## EXERCISE DETAILS:
Scan the lines below for the string "admission". Reply with how many match, and no other words.

## RECORDS TO USE:
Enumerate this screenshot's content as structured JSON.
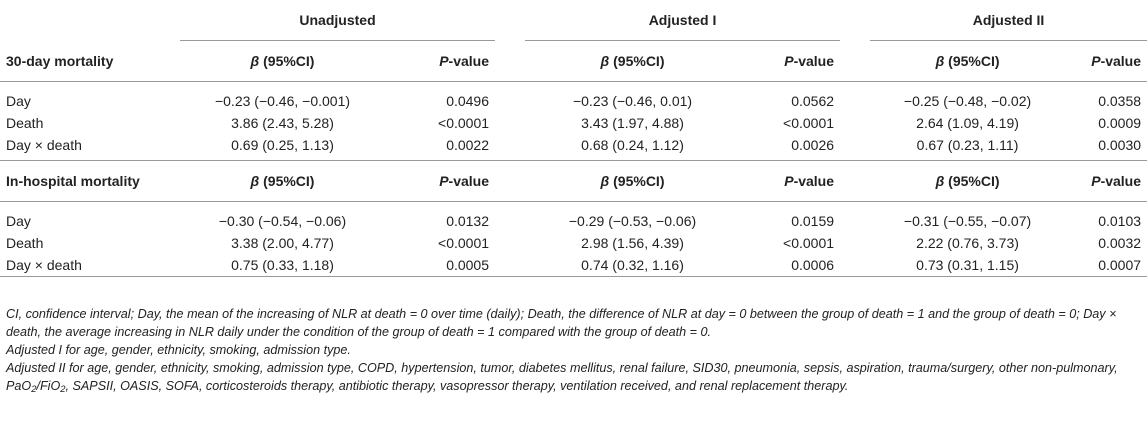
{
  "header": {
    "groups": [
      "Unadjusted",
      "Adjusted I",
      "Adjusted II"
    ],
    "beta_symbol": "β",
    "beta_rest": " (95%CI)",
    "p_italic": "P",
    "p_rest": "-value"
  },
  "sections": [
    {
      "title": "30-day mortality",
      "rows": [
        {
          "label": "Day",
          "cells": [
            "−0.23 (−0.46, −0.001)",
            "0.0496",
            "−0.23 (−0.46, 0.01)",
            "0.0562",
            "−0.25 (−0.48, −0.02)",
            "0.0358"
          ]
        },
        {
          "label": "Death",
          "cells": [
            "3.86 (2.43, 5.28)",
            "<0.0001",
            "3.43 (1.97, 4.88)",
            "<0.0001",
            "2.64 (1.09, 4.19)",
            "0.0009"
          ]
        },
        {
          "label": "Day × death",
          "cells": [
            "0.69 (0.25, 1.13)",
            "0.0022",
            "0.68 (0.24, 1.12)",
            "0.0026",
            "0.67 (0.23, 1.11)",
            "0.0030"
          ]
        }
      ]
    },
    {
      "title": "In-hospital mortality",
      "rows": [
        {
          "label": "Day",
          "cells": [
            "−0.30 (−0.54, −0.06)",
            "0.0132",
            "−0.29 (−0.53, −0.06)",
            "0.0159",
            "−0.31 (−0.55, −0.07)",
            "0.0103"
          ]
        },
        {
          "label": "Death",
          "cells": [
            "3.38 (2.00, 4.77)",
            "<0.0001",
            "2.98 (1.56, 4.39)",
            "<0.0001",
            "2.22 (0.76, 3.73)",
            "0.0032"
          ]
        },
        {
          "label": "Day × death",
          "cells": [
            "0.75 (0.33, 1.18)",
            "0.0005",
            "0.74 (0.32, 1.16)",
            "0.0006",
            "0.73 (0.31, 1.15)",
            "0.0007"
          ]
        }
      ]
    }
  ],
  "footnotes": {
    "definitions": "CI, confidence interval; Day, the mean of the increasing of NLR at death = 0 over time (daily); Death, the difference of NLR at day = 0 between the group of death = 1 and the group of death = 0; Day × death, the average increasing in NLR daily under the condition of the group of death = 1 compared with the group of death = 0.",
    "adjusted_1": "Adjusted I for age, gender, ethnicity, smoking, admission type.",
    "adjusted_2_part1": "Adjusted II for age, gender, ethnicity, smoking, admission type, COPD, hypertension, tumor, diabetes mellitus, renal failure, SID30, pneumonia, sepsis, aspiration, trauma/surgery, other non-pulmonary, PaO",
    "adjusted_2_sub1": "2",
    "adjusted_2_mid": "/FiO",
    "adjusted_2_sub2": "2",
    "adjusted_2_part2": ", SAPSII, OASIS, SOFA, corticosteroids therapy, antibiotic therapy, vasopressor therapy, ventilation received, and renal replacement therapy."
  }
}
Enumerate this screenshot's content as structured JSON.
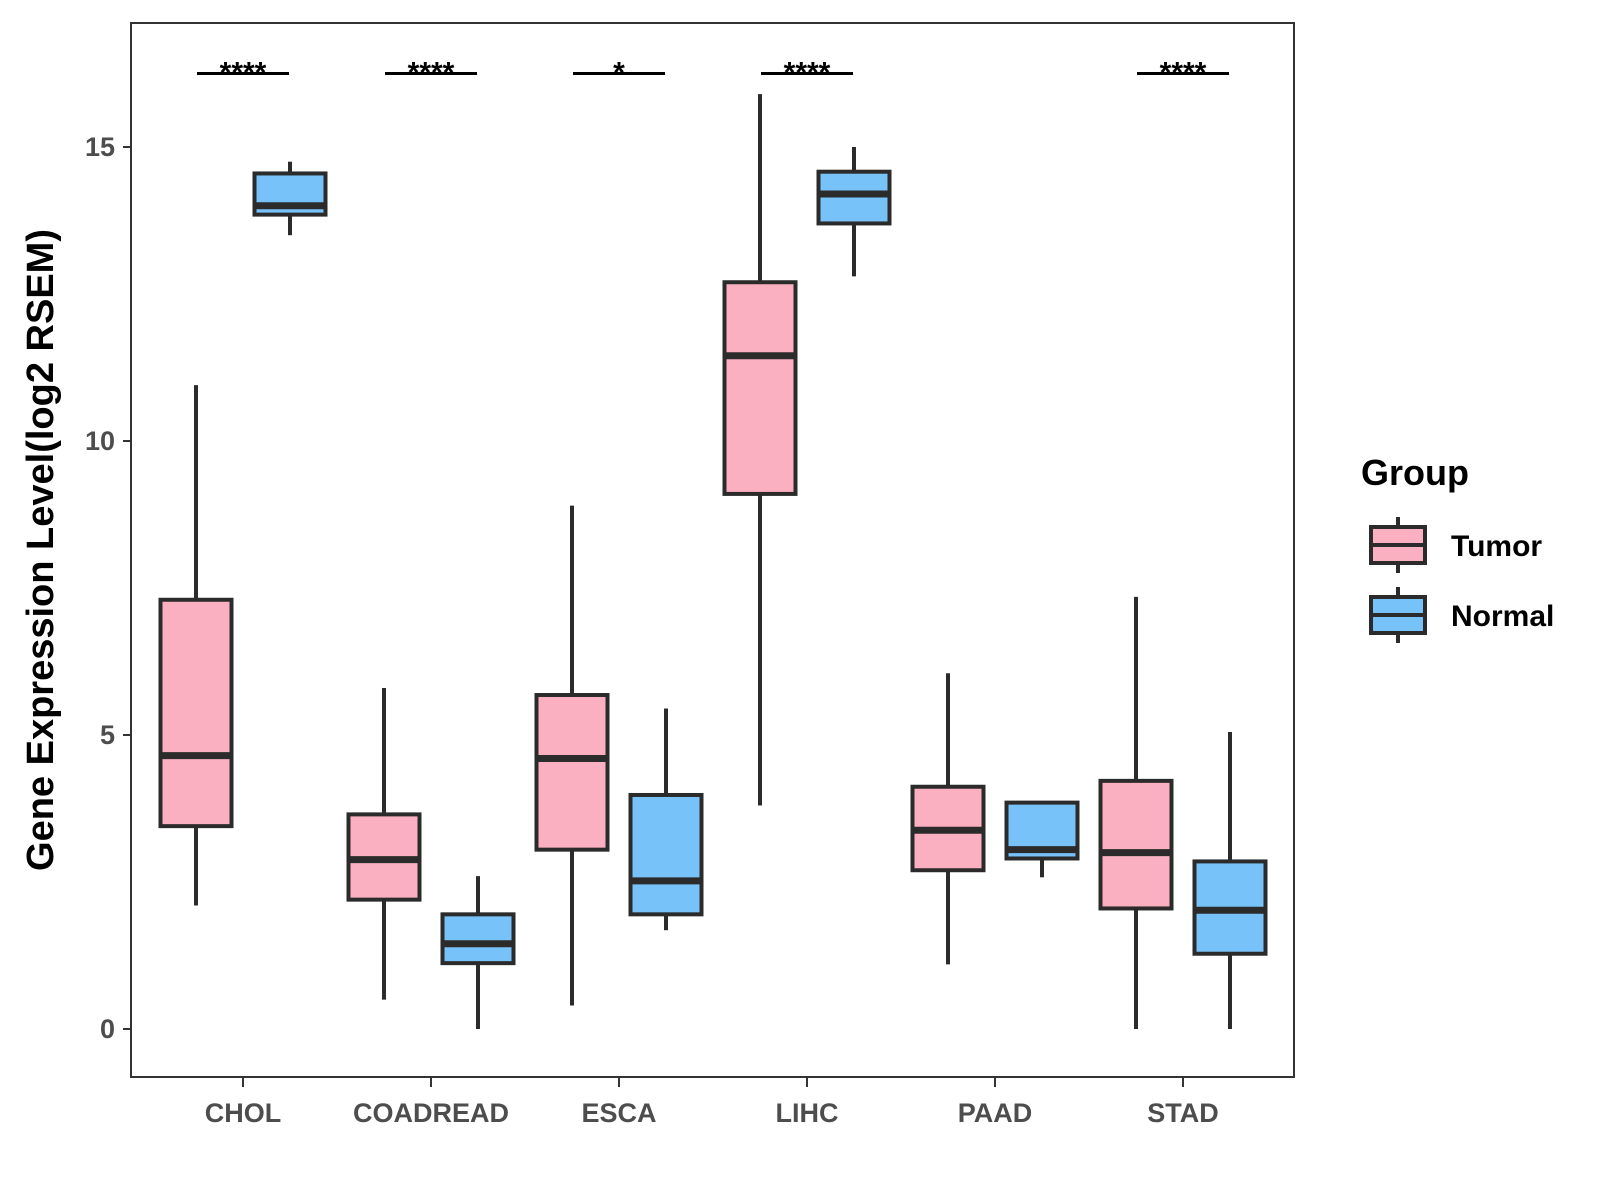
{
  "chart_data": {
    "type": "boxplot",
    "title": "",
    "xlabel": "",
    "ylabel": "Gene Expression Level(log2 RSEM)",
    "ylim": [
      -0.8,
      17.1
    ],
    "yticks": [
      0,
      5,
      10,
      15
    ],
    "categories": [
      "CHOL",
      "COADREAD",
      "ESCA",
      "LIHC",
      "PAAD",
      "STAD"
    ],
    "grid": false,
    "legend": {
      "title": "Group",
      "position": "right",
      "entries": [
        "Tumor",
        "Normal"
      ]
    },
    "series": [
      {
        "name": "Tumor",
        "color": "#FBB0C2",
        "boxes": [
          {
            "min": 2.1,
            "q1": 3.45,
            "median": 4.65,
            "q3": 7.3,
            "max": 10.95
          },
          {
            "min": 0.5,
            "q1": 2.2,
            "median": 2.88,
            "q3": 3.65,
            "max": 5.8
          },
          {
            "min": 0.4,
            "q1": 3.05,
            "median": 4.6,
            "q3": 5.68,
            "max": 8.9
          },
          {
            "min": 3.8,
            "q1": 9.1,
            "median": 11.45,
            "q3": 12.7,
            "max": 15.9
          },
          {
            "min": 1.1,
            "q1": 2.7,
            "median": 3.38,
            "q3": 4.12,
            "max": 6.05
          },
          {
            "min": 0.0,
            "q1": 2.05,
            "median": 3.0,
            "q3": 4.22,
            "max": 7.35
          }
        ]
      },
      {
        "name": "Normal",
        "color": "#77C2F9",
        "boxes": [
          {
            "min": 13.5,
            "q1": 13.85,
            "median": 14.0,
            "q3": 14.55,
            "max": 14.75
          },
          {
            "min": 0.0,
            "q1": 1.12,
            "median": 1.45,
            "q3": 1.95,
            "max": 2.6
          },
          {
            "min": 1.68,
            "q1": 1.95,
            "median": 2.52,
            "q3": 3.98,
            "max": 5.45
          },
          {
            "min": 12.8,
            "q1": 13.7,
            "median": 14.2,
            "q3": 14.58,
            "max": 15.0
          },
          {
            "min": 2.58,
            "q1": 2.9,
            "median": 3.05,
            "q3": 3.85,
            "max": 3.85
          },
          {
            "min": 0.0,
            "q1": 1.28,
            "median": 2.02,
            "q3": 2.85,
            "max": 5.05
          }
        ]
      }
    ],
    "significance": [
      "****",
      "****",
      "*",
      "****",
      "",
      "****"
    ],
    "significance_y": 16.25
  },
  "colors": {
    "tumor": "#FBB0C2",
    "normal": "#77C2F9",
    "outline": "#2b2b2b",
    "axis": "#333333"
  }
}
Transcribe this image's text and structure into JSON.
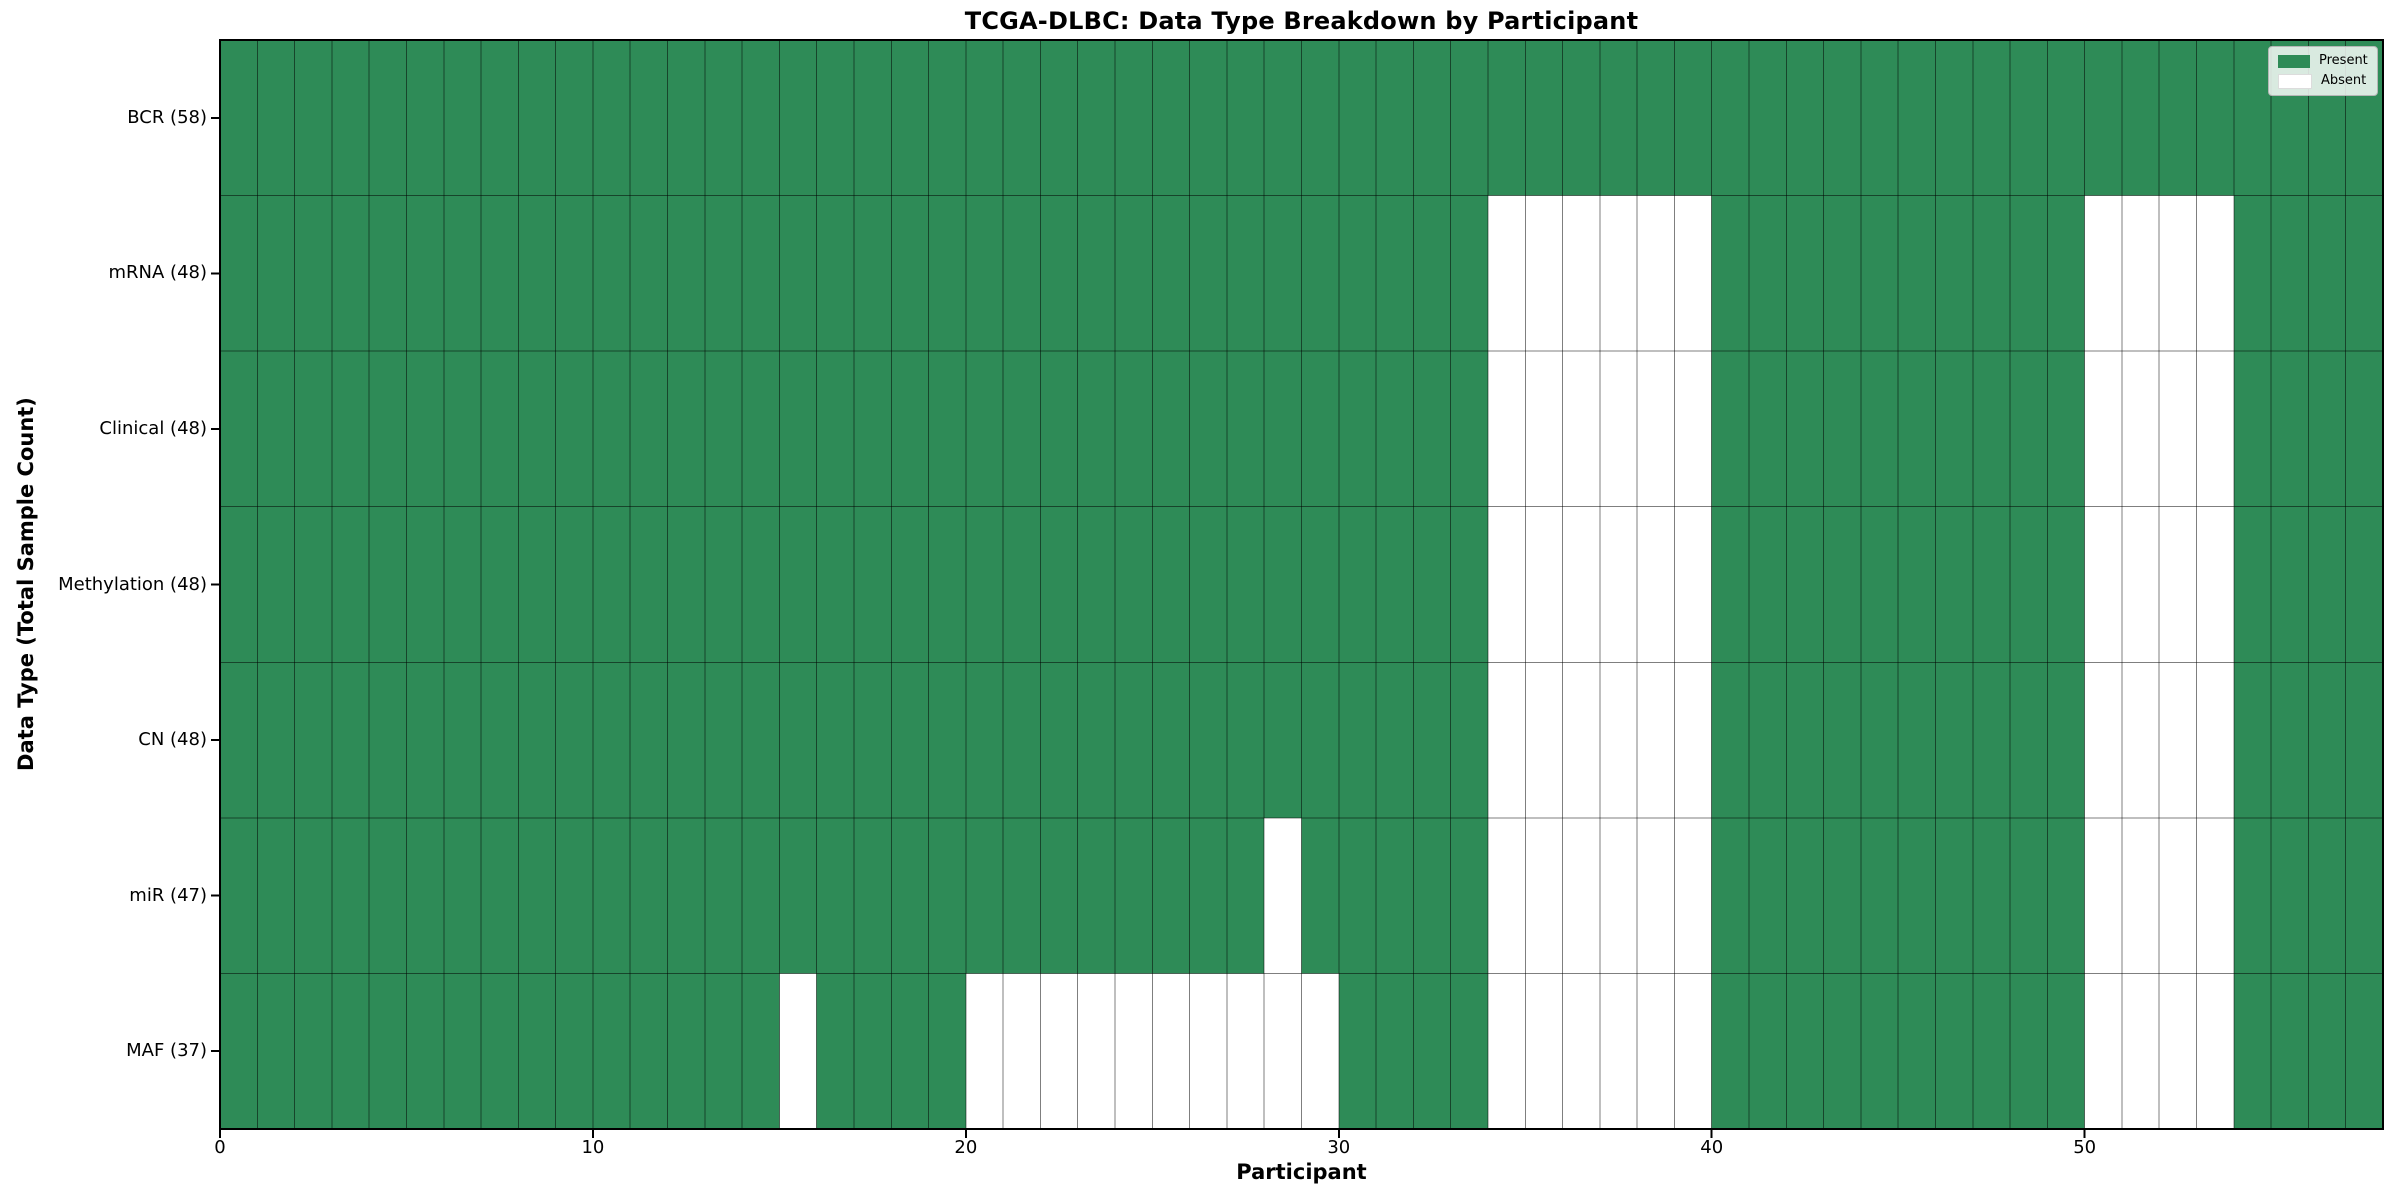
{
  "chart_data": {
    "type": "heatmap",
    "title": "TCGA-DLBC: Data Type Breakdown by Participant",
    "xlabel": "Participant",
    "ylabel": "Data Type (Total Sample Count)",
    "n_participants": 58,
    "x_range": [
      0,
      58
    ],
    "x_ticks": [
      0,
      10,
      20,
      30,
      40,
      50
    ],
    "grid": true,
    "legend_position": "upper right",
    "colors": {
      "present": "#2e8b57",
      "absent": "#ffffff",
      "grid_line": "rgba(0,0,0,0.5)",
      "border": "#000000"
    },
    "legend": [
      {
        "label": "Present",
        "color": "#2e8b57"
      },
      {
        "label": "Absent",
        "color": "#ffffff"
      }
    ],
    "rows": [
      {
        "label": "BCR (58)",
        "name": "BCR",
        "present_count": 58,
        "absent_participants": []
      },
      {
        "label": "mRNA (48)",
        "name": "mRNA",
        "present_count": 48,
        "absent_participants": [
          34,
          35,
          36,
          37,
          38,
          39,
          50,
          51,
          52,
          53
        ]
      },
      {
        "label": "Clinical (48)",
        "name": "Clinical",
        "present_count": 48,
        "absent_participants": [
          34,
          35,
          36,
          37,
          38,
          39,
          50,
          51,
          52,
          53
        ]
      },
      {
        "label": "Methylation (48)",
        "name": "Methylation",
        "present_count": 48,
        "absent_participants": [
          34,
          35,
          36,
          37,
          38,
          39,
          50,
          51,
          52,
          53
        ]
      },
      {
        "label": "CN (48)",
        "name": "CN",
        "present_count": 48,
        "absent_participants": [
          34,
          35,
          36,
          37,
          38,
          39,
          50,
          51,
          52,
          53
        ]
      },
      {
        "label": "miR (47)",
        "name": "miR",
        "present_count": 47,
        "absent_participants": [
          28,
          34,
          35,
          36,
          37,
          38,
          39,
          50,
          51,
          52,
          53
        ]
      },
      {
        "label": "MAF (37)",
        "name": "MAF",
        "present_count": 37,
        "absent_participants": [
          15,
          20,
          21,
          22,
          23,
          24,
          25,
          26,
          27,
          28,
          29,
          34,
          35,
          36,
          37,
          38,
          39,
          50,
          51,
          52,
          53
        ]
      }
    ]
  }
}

## RESULT:
2